• [Directions for this task]: Please format the records as a JSON list of strings, from the first line through the line containing "notifications-button[interactable] — [733, 106, 828, 201]", inclusive, with one string per line and blank lines left out.

• [Data rows]:
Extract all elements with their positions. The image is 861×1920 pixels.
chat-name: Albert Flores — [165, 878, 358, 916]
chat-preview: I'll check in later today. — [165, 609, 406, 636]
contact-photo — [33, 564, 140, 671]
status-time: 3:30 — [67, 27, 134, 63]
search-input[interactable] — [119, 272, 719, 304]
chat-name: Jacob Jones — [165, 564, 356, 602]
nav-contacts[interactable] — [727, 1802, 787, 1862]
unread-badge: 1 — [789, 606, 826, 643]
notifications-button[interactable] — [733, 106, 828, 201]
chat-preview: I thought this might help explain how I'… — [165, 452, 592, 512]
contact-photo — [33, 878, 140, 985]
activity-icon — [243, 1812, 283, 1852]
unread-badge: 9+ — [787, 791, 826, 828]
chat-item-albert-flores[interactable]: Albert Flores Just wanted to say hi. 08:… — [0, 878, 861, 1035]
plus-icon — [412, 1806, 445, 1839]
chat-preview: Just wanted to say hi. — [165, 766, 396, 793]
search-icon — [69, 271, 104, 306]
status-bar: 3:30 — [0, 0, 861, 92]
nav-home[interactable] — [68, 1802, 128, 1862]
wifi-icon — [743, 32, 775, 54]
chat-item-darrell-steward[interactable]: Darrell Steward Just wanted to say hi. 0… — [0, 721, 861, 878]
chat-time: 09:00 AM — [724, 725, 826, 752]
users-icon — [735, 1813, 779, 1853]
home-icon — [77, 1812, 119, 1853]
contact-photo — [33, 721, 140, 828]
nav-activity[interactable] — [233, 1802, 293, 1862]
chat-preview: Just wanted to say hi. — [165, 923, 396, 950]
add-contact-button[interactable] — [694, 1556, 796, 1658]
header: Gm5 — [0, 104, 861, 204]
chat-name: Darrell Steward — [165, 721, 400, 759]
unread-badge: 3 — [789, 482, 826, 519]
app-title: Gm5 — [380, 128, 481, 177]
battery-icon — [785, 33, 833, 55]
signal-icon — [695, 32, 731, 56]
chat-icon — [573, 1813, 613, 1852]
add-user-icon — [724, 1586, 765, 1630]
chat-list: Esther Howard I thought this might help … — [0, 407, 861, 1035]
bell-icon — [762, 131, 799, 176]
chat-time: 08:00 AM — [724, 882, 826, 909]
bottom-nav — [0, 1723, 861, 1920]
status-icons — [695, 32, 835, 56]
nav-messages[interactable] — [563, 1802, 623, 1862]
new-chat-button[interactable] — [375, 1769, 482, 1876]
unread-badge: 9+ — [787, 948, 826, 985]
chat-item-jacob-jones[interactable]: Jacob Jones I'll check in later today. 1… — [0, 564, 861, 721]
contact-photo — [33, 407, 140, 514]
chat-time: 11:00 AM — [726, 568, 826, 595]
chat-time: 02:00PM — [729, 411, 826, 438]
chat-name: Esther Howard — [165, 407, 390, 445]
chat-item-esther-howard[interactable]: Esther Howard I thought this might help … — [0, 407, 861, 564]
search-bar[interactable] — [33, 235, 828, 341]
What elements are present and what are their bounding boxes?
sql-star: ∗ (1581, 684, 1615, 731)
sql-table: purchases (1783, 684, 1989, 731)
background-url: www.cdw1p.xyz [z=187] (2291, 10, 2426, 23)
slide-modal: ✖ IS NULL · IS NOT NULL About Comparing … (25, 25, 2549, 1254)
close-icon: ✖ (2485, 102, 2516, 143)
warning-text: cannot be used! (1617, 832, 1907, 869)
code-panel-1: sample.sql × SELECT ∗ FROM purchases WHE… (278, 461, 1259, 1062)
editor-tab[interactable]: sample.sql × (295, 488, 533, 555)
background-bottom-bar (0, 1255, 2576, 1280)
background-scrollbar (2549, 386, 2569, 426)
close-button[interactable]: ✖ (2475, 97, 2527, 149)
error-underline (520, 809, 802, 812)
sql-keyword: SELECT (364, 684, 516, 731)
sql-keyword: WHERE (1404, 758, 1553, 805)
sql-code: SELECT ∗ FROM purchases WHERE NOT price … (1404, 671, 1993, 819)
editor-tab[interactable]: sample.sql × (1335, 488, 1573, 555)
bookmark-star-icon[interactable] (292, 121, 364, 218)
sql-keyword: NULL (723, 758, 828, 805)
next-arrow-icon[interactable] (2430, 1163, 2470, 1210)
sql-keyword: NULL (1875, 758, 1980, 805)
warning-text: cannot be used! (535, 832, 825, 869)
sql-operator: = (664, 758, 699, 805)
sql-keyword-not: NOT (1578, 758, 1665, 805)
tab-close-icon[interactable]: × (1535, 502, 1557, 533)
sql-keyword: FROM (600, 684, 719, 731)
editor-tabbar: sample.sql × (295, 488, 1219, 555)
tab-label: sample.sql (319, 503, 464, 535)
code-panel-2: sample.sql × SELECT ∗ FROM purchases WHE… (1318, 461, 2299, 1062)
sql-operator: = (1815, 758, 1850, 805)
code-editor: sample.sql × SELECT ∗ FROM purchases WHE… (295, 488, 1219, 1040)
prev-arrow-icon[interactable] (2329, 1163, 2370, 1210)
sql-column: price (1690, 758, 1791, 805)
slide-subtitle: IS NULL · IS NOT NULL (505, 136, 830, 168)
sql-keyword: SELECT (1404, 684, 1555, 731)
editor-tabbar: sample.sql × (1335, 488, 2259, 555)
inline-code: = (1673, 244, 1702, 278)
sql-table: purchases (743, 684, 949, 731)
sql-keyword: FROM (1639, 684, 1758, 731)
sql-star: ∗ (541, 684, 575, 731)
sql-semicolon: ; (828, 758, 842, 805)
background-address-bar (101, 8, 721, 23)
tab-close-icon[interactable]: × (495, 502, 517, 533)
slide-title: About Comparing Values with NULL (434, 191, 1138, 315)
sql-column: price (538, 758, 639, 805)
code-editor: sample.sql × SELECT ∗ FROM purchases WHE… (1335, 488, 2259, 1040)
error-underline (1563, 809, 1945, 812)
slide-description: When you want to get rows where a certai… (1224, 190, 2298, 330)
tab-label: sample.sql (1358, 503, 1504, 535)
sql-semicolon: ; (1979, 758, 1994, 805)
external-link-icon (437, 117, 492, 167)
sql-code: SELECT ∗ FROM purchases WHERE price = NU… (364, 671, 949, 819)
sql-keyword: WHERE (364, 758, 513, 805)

• [Worked answer]:
[
  "Extract all elements with their positions. The image is 861×1920 pixels.",
  "chat-name: Albert Flores — [165, 878, 358, 916]",
  "chat-preview: I'll check in later today. — [165, 609, 406, 636]",
  "contact-photo — [33, 564, 140, 671]",
  "status-time: 3:30 — [67, 27, 134, 63]",
  "search-input[interactable] — [119, 272, 719, 304]",
  "chat-name: Jacob Jones — [165, 564, 356, 602]",
  "nav-contacts[interactable] — [727, 1802, 787, 1862]",
  "unread-badge: 1 — [789, 606, 826, 643]",
  "notifications-button[interactable] — [733, 106, 828, 201]"
]